:: SUPPLIED RECORDS ::
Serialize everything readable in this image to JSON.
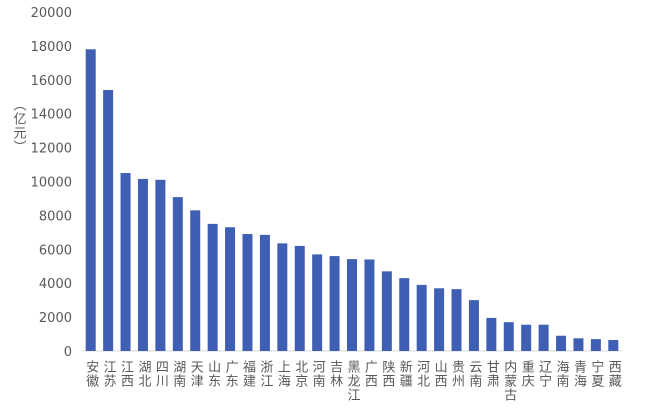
{
  "chart_data": {
    "type": "bar",
    "y_label": "（亿元）",
    "categories": [
      "安徽",
      "江苏",
      "江西",
      "湖北",
      "四川",
      "湖南",
      "天津",
      "山东",
      "广东",
      "福建",
      "浙江",
      "上海",
      "北京",
      "河南",
      "吉林",
      "黑龙江",
      "广西",
      "陕西",
      "新疆",
      "河北",
      "山西",
      "贵州",
      "云南",
      "甘肃",
      "内蒙古",
      "重庆",
      "辽宁",
      "海南",
      "青海",
      "宁夏",
      "西藏"
    ],
    "values": [
      17800,
      15400,
      10500,
      10150,
      10100,
      9080,
      8300,
      7500,
      7300,
      6900,
      6850,
      6350,
      6200,
      5700,
      5600,
      5420,
      5400,
      4700,
      4300,
      3900,
      3700,
      3650,
      3000,
      1950,
      1700,
      1550,
      1550,
      900,
      750,
      700,
      650
    ],
    "color": "#3e5fb3",
    "ylim": [
      0,
      20000
    ],
    "yticks": [
      0,
      2000,
      4000,
      6000,
      8000,
      10000,
      12000,
      14000,
      16000,
      18000,
      20000
    ]
  }
}
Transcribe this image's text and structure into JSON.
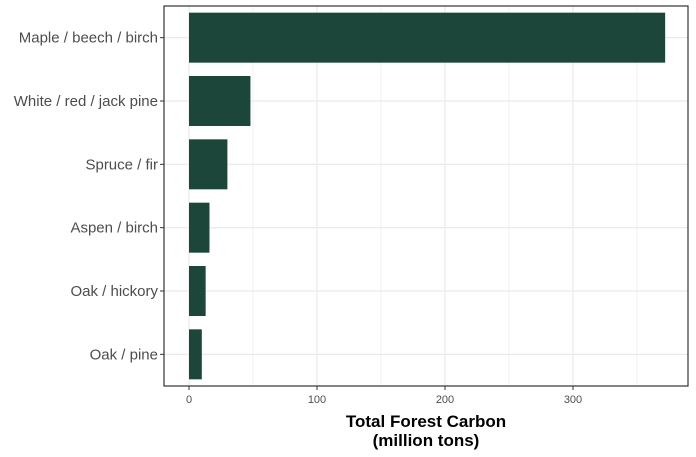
{
  "chart_data": {
    "type": "bar",
    "orientation": "horizontal",
    "categories": [
      "Maple / beech / birch",
      "White / red / jack pine",
      "Spruce / fir",
      "Aspen / birch",
      "Oak / hickory",
      "Oak / pine"
    ],
    "values": [
      372,
      48,
      30,
      16,
      13,
      10
    ],
    "xlabel_lines": [
      "Total Forest Carbon",
      "(million tons)"
    ],
    "ylabel": "",
    "title": "",
    "xlim": [
      -20,
      390
    ],
    "xticks": [
      0,
      100,
      200,
      300
    ],
    "grid": true,
    "legend": "none",
    "bar_color": "#1b4639",
    "grid_color": "#ebebeb",
    "panel_border_color": "#333333"
  }
}
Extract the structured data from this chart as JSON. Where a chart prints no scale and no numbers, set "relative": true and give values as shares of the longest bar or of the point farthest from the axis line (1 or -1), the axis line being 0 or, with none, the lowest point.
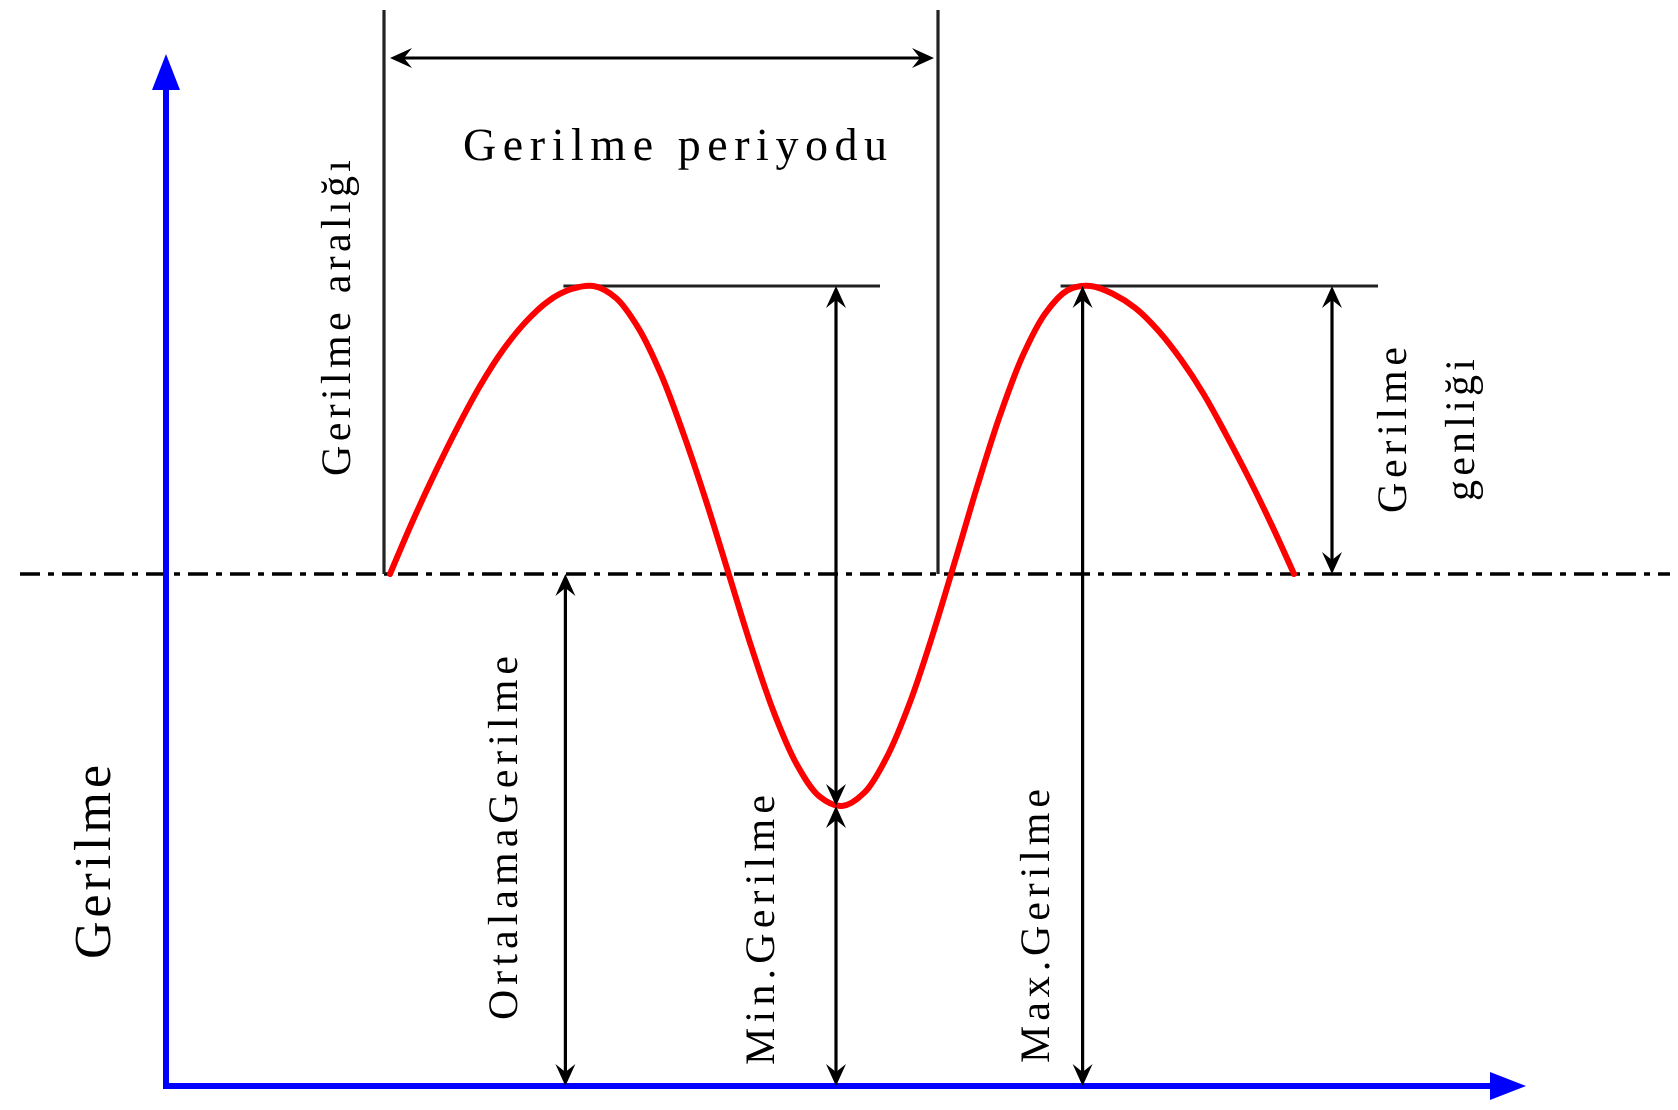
{
  "chart_data": {
    "type": "line",
    "relative": true,
    "ylabel": "Gerilme",
    "categories": [
      null,
      null,
      null,
      null,
      null,
      null,
      null,
      null,
      null,
      null,
      null,
      null,
      null,
      null,
      null,
      null,
      null,
      null,
      null,
      null,
      null,
      null,
      null,
      null,
      null,
      null,
      null,
      null,
      null,
      null,
      null,
      null,
      null,
      null,
      null,
      null,
      null,
      null,
      null,
      null,
      null
    ],
    "series": [
      {
        "color": "#ff0000",
        "values": [
          0.64,
          0.706,
          0.767,
          0.824,
          0.876,
          0.92,
          0.955,
          0.981,
          0.996,
          1.0,
          0.985,
          0.947,
          0.889,
          0.814,
          0.73,
          0.639,
          0.548,
          0.466,
          0.402,
          0.362,
          0.35,
          0.367,
          0.412,
          0.479,
          0.563,
          0.656,
          0.751,
          0.839,
          0.913,
          0.966,
          0.995,
          1.0,
          0.99,
          0.972,
          0.944,
          0.908,
          0.865,
          0.814,
          0.76,
          0.702,
          0.64
        ]
      }
    ],
    "ref_lines": [
      {
        "axis": "y",
        "value": 0.64,
        "color": "#000000",
        "line_style": "dashdot"
      }
    ],
    "annotations": [
      "Gerilme periyodu",
      "Gerilme aralığı",
      "Gerilme genliği",
      "OrtalamaGerilme",
      "Min.Gerilme",
      "Max.Gerilme"
    ]
  }
}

:: PROBLEM ::
Extract from the data every line where "values" shows up.

:: OUTPUT OF THE EXERCISE ::
    "values": [
    "values": [
Extract the structured data from this chart as JSON. Where a chart prints no scale and no numbers, set "relative": true and give values as shares of the longest bar or of the point farthest from the axis line (1 or -1), the axis line being 0 or, with none, the lowest point.
        "values": [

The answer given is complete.